== INPUT DATA ==
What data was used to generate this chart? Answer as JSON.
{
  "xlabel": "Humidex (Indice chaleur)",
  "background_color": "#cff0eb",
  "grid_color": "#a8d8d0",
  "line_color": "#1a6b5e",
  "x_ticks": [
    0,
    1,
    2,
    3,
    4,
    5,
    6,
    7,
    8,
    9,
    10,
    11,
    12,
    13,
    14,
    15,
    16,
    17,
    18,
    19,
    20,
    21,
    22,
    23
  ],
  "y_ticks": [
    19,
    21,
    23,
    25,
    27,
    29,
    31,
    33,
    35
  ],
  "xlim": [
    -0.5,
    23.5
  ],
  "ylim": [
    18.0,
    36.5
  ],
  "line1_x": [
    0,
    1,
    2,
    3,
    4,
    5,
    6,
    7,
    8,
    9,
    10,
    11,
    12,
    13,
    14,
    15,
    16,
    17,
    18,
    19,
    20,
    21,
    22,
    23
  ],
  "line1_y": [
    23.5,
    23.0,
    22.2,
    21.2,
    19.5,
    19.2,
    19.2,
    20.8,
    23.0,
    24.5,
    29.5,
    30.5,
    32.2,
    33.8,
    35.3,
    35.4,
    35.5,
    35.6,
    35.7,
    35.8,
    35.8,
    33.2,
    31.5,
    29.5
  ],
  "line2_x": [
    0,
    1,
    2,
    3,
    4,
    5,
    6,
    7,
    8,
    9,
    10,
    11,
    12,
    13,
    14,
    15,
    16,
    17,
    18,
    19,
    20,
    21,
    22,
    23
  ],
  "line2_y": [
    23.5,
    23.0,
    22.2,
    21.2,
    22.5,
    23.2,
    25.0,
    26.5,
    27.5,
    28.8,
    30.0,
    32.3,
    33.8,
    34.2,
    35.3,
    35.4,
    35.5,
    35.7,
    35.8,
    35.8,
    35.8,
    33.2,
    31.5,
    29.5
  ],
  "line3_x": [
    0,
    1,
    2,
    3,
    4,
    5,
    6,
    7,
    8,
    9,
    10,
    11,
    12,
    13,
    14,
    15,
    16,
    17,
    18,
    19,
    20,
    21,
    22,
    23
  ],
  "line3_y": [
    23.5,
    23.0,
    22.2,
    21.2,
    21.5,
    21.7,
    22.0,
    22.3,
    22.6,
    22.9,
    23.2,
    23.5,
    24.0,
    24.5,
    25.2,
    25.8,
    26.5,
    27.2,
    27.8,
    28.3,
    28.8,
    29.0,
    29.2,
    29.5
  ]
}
===
PROBLEM: Please repeat the material above, word for word and in full.

PROBLEM SOLUTION:
What data was used to generate this chart? Answer as JSON.
{
  "xlabel": "Humidex (Indice chaleur)",
  "background_color": "#cff0eb",
  "grid_color": "#a8d8d0",
  "line_color": "#1a6b5e",
  "x_ticks": [
    0,
    1,
    2,
    3,
    4,
    5,
    6,
    7,
    8,
    9,
    10,
    11,
    12,
    13,
    14,
    15,
    16,
    17,
    18,
    19,
    20,
    21,
    22,
    23
  ],
  "y_ticks": [
    19,
    21,
    23,
    25,
    27,
    29,
    31,
    33,
    35
  ],
  "xlim": [
    -0.5,
    23.5
  ],
  "ylim": [
    18.0,
    36.5
  ],
  "line1_x": [
    0,
    1,
    2,
    3,
    4,
    5,
    6,
    7,
    8,
    9,
    10,
    11,
    12,
    13,
    14,
    15,
    16,
    17,
    18,
    19,
    20,
    21,
    22,
    23
  ],
  "line1_y": [
    23.5,
    23.0,
    22.2,
    21.2,
    19.5,
    19.2,
    19.2,
    20.8,
    23.0,
    24.5,
    29.5,
    30.5,
    32.2,
    33.8,
    35.3,
    35.4,
    35.5,
    35.6,
    35.7,
    35.8,
    35.8,
    33.2,
    31.5,
    29.5
  ],
  "line2_x": [
    0,
    1,
    2,
    3,
    4,
    5,
    6,
    7,
    8,
    9,
    10,
    11,
    12,
    13,
    14,
    15,
    16,
    17,
    18,
    19,
    20,
    21,
    22,
    23
  ],
  "line2_y": [
    23.5,
    23.0,
    22.2,
    21.2,
    22.5,
    23.2,
    25.0,
    26.5,
    27.5,
    28.8,
    30.0,
    32.3,
    33.8,
    34.2,
    35.3,
    35.4,
    35.5,
    35.7,
    35.8,
    35.8,
    35.8,
    33.2,
    31.5,
    29.5
  ],
  "line3_x": [
    0,
    1,
    2,
    3,
    4,
    5,
    6,
    7,
    8,
    9,
    10,
    11,
    12,
    13,
    14,
    15,
    16,
    17,
    18,
    19,
    20,
    21,
    22,
    23
  ],
  "line3_y": [
    23.5,
    23.0,
    22.2,
    21.2,
    21.5,
    21.7,
    22.0,
    22.3,
    22.6,
    22.9,
    23.2,
    23.5,
    24.0,
    24.5,
    25.2,
    25.8,
    26.5,
    27.2,
    27.8,
    28.3,
    28.8,
    29.0,
    29.2,
    29.5
  ]
}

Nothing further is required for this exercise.